**** STORED ROWS ****
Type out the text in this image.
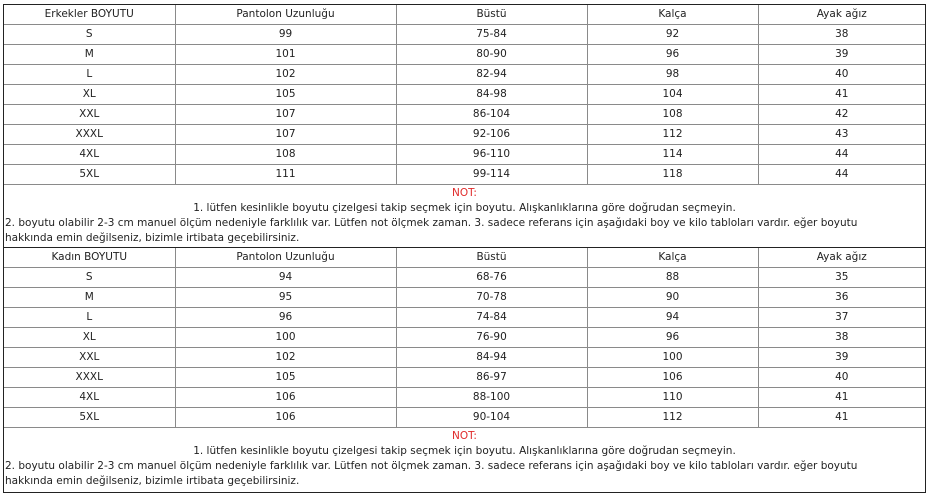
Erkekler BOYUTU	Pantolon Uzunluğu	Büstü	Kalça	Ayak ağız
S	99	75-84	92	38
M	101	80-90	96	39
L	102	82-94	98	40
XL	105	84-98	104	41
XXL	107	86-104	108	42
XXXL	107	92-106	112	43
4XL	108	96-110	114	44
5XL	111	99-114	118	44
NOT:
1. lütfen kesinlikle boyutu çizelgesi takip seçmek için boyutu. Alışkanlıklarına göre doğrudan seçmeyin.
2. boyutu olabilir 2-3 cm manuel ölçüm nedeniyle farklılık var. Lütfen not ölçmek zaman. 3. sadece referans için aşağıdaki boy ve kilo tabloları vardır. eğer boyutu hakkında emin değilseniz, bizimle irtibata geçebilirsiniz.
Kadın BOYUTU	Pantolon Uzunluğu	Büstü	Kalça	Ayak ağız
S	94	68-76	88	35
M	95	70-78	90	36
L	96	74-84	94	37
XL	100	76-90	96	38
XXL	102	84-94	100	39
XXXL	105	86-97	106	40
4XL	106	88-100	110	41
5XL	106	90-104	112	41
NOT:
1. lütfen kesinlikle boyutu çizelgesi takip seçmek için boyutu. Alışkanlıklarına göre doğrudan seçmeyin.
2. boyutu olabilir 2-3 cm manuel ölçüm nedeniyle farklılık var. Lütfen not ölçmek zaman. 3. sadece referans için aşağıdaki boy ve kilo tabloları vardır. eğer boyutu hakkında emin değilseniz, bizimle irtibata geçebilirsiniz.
****
Write out the material above once more, exactly as it reads, with no pictures.

Type out the text in this image.
Erkekler BOYUTU	Pantolon Uzunluğu	Büstü	Kalça	Ayak ağız
S	99	75-84	92	38
M	101	80-90	96	39
L	102	82-94	98	40
XL	105	84-98	104	41
XXL	107	86-104	108	42
XXXL	107	92-106	112	43
4XL	108	96-110	114	44
5XL	111	99-114	118	44
NOT:
1. lütfen kesinlikle boyutu çizelgesi takip seçmek için boyutu. Alışkanlıklarına göre doğrudan seçmeyin.
2. boyutu olabilir 2-3 cm manuel ölçüm nedeniyle farklılık var. Lütfen not ölçmek zaman. 3. sadece referans için aşağıdaki boy ve kilo tabloları vardır. eğer boyutu hakkında emin değilseniz, bizimle irtibata geçebilirsiniz.
Kadın BOYUTU	Pantolon Uzunluğu	Büstü	Kalça	Ayak ağız
S	94	68-76	88	35
M	95	70-78	90	36
L	96	74-84	94	37
XL	100	76-90	96	38
XXL	102	84-94	100	39
XXXL	105	86-97	106	40
4XL	106	88-100	110	41
5XL	106	90-104	112	41
NOT:
1. lütfen kesinlikle boyutu çizelgesi takip seçmek için boyutu. Alışkanlıklarına göre doğrudan seçmeyin.
2. boyutu olabilir 2-3 cm manuel ölçüm nedeniyle farklılık var. Lütfen not ölçmek zaman. 3. sadece referans için aşağıdaki boy ve kilo tabloları vardır. eğer boyutu hakkında emin değilseniz, bizimle irtibata geçebilirsiniz.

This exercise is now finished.